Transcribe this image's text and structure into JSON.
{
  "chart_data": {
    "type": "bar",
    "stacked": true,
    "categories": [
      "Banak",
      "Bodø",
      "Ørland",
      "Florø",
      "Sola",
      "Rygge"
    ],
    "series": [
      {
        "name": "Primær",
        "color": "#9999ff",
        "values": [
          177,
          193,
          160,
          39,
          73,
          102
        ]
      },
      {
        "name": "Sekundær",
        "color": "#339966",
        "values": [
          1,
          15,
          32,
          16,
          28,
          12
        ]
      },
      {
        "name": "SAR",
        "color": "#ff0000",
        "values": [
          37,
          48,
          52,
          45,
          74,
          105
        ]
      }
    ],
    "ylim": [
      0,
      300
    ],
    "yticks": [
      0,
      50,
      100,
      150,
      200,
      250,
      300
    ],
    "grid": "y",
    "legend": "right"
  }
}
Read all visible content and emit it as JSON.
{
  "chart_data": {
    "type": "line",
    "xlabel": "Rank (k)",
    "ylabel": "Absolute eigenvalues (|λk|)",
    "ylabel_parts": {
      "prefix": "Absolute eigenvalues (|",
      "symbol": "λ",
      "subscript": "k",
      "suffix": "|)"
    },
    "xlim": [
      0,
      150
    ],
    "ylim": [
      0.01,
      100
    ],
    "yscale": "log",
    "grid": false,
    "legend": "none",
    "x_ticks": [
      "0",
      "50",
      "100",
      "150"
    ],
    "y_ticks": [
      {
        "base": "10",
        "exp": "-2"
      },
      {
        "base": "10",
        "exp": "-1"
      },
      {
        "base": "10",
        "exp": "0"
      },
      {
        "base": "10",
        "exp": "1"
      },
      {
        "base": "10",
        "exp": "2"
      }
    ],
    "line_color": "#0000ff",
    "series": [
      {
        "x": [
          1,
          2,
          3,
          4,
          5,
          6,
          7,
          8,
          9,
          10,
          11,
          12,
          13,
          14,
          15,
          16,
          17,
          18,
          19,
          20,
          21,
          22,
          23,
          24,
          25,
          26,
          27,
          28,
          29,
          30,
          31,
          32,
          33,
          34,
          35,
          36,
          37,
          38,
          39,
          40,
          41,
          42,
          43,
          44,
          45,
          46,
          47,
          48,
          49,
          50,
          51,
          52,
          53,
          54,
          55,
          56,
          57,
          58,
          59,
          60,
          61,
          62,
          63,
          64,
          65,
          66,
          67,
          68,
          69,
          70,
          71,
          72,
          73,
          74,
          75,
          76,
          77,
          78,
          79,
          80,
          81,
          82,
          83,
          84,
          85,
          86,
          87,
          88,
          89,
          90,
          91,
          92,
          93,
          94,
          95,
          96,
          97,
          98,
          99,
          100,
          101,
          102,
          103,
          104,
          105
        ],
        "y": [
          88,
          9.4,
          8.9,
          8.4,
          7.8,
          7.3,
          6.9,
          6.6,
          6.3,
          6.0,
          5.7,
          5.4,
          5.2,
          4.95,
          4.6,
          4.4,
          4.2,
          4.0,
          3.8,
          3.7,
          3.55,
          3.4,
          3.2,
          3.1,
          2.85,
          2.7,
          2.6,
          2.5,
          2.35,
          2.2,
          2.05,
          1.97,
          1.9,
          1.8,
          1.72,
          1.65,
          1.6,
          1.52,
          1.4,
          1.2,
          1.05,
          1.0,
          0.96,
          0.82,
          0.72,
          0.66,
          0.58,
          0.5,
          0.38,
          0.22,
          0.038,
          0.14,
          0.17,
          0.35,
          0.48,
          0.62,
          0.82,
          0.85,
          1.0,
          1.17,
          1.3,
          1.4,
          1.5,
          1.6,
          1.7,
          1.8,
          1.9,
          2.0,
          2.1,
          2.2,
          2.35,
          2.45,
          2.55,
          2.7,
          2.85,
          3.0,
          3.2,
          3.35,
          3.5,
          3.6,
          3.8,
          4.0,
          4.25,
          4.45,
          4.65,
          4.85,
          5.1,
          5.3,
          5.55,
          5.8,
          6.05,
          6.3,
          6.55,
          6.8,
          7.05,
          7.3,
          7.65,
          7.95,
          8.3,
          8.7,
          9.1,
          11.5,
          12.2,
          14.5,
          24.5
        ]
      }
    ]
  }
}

------------

Copy every line from the records above that contains the word "JSON".

Transcribe this image's text and structure into JSON.
Read all visible content and emit it as JSON.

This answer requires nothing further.